### STORED RECORDS
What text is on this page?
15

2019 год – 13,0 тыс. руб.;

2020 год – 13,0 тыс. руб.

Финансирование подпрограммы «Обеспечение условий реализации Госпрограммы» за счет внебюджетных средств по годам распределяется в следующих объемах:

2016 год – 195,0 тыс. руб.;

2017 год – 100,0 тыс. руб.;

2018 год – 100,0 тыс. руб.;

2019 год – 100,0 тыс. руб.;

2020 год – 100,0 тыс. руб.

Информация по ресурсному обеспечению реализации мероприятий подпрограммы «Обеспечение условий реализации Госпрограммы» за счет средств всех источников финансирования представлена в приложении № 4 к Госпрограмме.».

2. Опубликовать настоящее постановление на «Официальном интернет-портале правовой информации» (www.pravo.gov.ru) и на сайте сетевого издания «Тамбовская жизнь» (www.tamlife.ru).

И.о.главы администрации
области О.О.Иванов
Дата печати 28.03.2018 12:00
######
> [INSTRUCTIONS TO FOLLOW]: Your task is to reproduce all of the records exactly.

> [FINAL RESULT]:
What text is on this page?
15

2019 год – 13,0 тыс. руб.;

2020 год – 13,0 тыс. руб.

Финансирование подпрограммы «Обеспечение условий реализации Госпрограммы» за счет внебюджетных средств по годам распределяется в следующих объемах:

2016 год – 195,0 тыс. руб.;

2017 год – 100,0 тыс. руб.;

2018 год – 100,0 тыс. руб.;

2019 год – 100,0 тыс. руб.;

2020 год – 100,0 тыс. руб.

Информация по ресурсному обеспечению реализации мероприятий подпрограммы «Обеспечение условий реализации Госпрограммы» за счет средств всех источников финансирования представлена в приложении № 4 к Госпрограмме.».

2. Опубликовать настоящее постановление на «Официальном интернет-портале правовой информации» (www.pravo.gov.ru) и на сайте сетевого издания «Тамбовская жизнь» (www.tamlife.ru).

И.о.главы администрации
области О.О.Иванов
Дата печати 28.03.2018 12:00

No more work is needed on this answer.